**Written task**
Return a copy of every line in the records that includes the word "JSON".

**Provided records**
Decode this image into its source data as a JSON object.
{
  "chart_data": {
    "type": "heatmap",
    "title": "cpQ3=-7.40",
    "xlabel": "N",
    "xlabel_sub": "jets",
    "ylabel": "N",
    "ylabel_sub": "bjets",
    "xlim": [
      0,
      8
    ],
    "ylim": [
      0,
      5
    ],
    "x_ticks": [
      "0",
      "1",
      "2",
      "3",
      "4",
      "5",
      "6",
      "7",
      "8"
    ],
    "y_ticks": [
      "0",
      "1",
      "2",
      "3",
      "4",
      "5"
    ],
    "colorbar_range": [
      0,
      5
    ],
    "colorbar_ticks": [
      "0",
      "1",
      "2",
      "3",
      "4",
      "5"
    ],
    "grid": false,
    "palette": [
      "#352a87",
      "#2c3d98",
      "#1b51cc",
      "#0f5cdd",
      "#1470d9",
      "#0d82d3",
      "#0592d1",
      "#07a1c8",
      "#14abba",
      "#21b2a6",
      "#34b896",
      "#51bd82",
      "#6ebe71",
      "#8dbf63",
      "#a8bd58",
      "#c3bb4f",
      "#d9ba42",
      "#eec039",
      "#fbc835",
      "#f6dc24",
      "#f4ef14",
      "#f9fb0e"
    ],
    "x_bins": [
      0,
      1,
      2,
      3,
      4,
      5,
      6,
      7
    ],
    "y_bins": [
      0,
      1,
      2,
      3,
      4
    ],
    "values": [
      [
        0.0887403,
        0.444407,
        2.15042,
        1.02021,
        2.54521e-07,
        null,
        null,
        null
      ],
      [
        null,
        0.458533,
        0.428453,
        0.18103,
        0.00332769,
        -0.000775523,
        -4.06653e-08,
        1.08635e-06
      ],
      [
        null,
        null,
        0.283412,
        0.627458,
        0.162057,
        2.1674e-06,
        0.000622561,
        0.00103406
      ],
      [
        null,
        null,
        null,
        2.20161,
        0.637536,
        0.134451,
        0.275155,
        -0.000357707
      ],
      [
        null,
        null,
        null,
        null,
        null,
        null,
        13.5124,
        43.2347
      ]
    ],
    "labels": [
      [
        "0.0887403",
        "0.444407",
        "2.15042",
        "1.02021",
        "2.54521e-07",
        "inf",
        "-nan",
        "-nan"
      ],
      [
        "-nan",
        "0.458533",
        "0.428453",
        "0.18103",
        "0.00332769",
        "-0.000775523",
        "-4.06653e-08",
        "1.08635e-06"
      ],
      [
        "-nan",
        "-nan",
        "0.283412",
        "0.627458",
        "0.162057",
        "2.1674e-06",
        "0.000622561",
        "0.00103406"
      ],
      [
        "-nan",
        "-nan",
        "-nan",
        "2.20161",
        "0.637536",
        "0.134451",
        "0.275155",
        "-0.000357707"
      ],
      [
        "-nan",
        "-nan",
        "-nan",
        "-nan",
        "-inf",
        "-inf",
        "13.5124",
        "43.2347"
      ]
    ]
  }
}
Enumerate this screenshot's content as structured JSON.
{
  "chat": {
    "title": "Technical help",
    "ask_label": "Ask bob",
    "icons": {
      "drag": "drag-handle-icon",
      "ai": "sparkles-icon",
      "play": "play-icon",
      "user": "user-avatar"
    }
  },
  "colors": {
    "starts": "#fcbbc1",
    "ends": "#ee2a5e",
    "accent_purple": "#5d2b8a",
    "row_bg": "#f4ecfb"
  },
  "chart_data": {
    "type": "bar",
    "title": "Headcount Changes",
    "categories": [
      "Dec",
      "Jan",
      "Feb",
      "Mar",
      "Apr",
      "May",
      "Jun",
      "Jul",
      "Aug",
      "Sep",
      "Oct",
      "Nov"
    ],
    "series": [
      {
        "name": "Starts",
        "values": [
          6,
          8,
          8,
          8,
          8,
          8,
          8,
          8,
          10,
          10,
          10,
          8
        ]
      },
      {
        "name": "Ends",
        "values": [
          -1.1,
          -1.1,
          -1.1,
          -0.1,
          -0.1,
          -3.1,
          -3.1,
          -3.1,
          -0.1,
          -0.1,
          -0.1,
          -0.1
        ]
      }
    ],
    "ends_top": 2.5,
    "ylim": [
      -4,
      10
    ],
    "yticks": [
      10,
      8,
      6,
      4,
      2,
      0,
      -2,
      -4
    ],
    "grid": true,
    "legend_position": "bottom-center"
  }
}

**Full response**
Decode this image into its source data as a JSON object.
Enumerate this screenshot's content as structured JSON.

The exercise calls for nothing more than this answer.